Find every line with the word "Clim" and report how many there are, without any other text.

### DATASET ROWS
::::::::

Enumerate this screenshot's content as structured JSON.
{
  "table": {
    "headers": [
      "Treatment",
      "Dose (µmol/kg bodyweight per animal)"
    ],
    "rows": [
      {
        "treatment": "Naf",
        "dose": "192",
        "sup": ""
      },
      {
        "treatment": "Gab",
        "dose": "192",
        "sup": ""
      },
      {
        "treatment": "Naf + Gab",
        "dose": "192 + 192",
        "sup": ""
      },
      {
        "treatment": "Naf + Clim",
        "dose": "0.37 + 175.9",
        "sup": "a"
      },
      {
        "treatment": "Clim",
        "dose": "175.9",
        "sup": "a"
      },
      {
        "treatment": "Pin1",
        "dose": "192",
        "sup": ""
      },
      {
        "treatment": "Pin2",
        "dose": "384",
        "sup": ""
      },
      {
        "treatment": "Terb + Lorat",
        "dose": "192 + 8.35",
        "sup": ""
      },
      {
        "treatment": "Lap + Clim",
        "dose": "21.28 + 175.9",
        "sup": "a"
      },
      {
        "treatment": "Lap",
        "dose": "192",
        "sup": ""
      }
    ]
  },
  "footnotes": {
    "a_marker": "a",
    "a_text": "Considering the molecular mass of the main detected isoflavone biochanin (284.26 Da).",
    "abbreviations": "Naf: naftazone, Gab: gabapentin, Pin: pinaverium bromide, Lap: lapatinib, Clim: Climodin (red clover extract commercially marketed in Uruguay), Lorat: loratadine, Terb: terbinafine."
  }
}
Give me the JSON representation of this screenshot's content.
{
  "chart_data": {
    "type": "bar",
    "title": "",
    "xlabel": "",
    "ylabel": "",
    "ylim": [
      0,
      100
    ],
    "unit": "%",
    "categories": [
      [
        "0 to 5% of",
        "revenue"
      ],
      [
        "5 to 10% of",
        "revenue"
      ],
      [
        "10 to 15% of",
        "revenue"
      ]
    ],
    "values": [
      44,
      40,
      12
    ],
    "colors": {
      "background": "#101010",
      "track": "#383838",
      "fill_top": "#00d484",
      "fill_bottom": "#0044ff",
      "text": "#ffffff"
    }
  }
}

::::::::

### SOLUTION FOR THIS PROBLEM
4